* [Request]
Copy every entry exactly.

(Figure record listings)

....

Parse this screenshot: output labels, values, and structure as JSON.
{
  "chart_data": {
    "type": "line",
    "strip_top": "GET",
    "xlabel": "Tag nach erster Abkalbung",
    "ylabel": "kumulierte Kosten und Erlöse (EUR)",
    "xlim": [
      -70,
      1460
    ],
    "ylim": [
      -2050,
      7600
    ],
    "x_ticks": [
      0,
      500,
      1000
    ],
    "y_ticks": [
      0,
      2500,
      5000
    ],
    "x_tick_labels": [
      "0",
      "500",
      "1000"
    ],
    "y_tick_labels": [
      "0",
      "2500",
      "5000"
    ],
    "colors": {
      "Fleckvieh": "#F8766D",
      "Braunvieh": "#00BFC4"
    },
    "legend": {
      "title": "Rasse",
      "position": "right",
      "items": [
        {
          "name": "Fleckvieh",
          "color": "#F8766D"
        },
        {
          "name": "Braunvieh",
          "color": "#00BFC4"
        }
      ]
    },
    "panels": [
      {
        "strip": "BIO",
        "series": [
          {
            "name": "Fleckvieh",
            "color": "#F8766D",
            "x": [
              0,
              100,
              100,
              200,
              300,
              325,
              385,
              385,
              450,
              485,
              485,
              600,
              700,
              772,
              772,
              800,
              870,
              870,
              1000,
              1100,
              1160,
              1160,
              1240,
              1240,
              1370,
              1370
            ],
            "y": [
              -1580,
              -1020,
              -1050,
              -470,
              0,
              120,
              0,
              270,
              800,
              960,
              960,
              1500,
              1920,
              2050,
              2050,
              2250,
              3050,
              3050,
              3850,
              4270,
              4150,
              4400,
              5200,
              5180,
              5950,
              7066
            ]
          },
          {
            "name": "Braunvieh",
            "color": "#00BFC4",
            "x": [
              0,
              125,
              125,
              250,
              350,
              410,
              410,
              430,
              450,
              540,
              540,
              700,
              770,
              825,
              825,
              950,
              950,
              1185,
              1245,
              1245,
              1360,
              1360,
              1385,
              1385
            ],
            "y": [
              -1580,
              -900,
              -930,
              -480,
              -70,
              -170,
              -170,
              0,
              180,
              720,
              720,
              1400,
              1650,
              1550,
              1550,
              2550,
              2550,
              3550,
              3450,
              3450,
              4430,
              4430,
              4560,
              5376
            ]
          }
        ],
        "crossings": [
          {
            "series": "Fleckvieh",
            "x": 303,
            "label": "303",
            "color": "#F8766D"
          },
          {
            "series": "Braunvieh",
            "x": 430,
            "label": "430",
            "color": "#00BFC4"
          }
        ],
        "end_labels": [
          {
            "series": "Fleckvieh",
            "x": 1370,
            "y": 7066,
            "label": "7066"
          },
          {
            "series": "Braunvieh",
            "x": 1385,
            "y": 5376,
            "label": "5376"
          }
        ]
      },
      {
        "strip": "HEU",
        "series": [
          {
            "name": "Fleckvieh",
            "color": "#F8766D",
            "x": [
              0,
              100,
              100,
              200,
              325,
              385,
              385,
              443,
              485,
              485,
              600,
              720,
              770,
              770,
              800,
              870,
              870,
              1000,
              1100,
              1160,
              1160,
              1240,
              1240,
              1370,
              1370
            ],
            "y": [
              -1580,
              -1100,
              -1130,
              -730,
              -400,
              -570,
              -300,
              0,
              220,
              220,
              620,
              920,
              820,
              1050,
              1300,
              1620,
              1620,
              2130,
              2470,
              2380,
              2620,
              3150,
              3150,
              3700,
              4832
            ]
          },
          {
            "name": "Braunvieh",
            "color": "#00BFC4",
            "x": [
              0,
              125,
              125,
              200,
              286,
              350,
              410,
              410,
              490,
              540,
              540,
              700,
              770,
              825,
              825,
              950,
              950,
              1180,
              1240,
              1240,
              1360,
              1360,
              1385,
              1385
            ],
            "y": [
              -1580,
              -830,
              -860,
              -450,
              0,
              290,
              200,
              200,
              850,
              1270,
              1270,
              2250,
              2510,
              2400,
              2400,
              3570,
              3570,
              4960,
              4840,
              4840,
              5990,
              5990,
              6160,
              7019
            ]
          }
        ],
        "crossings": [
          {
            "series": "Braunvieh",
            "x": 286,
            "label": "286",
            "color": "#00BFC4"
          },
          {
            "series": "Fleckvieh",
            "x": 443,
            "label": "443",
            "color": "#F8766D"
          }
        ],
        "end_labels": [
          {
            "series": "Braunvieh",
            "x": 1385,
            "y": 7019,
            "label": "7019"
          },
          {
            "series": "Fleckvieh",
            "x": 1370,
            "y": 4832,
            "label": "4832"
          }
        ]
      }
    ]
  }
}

....

* [Solution to this exercise]
Parse this screenshot: output labels, values, and structure as JSON.
{
  "chart_data": {
    "type": "line",
    "strip_top": "GET",
    "xlabel": "Tag nach erster Abkalbung",
    "ylabel": "kumulierte Kosten und Erlöse (EUR)",
    "xlim": [
      -70,
      1460
    ],
    "ylim": [
      -2050,
      7600
    ],
    "x_ticks": [
      0,
      500,
      1000
    ],
    "y_ticks": [
      0,
      2500,
      5000
    ],
    "x_tick_labels": [
      "0",
      "500",
      "1000"
    ],
    "y_tick_labels": [
      "0",
      "2500",
      "5000"
    ],
    "colors": {
      "Fleckvieh": "#F8766D",
      "Braunvieh": "#00BFC4"
    },
    "legend": {
      "title": "Rasse",
      "position": "right",
      "items": [
        {
          "name": "Fleckvieh",
          "color": "#F8766D"
        },
        {
          "name": "Braunvieh",
          "color": "#00BFC4"
        }
      ]
    },
    "panels": [
      {
        "strip": "BIO",
        "series": [
          {
            "name": "Fleckvieh",
            "color": "#F8766D",
            "x": [
              0,
              100,
              100,
              200,
              300,
              325,
              385,
              385,
              450,
              485,
              485,
              600,
              700,
              772,
              772,
              800,
              870,
              870,
              1000,
              1100,
              1160,
              1160,
              1240,
              1240,
              1370,
              1370
            ],
            "y": [
              -1580,
              -1020,
              -1050,
              -470,
              0,
              120,
              0,
              270,
              800,
              960,
              960,
              1500,
              1920,
              2050,
              2050,
              2250,
              3050,
              3050,
              3850,
              4270,
              4150,
              4400,
              5200,
              5180,
              5950,
              7066
            ]
          },
          {
            "name": "Braunvieh",
            "color": "#00BFC4",
            "x": [
              0,
              125,
              125,
              250,
              350,
              410,
              410,
              430,
              450,
              540,
              540,
              700,
              770,
              825,
              825,
              950,
              950,
              1185,
              1245,
              1245,
              1360,
              1360,
              1385,
              1385
            ],
            "y": [
              -1580,
              -900,
              -930,
              -480,
              -70,
              -170,
              -170,
              0,
              180,
              720,
              720,
              1400,
              1650,
              1550,
              1550,
              2550,
              2550,
              3550,
              3450,
              3450,
              4430,
              4430,
              4560,
              5376
            ]
          }
        ],
        "crossings": [
          {
            "series": "Fleckvieh",
            "x": 303,
            "label": "303",
            "color": "#F8766D"
          },
          {
            "series": "Braunvieh",
            "x": 430,
            "label": "430",
            "color": "#00BFC4"
          }
        ],
        "end_labels": [
          {
            "series": "Fleckvieh",
            "x": 1370,
            "y": 7066,
            "label": "7066"
          },
          {
            "series": "Braunvieh",
            "x": 1385,
            "y": 5376,
            "label": "5376"
          }
        ]
      },
      {
        "strip": "HEU",
        "series": [
          {
            "name": "Fleckvieh",
            "color": "#F8766D",
            "x": [
              0,
              100,
              100,
              200,
              325,
              385,
              385,
              443,
              485,
              485,
              600,
              720,
              770,
              770,
              800,
              870,
              870,
              1000,
              1100,
              1160,
              1160,
              1240,
              1240,
              1370,
              1370
            ],
            "y": [
              -1580,
              -1100,
              -1130,
              -730,
              -400,
              -570,
              -300,
              0,
              220,
              220,
              620,
              920,
              820,
              1050,
              1300,
              1620,
              1620,
              2130,
              2470,
              2380,
              2620,
              3150,
              3150,
              3700,
              4832
            ]
          },
          {
            "name": "Braunvieh",
            "color": "#00BFC4",
            "x": [
              0,
              125,
              125,
              200,
              286,
              350,
              410,
              410,
              490,
              540,
              540,
              700,
              770,
              825,
              825,
              950,
              950,
              1180,
              1240,
              1240,
              1360,
              1360,
              1385,
              1385
            ],
            "y": [
              -1580,
              -830,
              -860,
              -450,
              0,
              290,
              200,
              200,
              850,
              1270,
              1270,
              2250,
              2510,
              2400,
              2400,
              3570,
              3570,
              4960,
              4840,
              4840,
              5990,
              5990,
              6160,
              7019
            ]
          }
        ],
        "crossings": [
          {
            "series": "Braunvieh",
            "x": 286,
            "label": "286",
            "color": "#00BFC4"
          },
          {
            "series": "Fleckvieh",
            "x": 443,
            "label": "443",
            "color": "#F8766D"
          }
        ],
        "end_labels": [
          {
            "series": "Braunvieh",
            "x": 1385,
            "y": 7019,
            "label": "7019"
          },
          {
            "series": "Fleckvieh",
            "x": 1370,
            "y": 4832,
            "label": "4832"
          }
        ]
      }
    ]
  }
}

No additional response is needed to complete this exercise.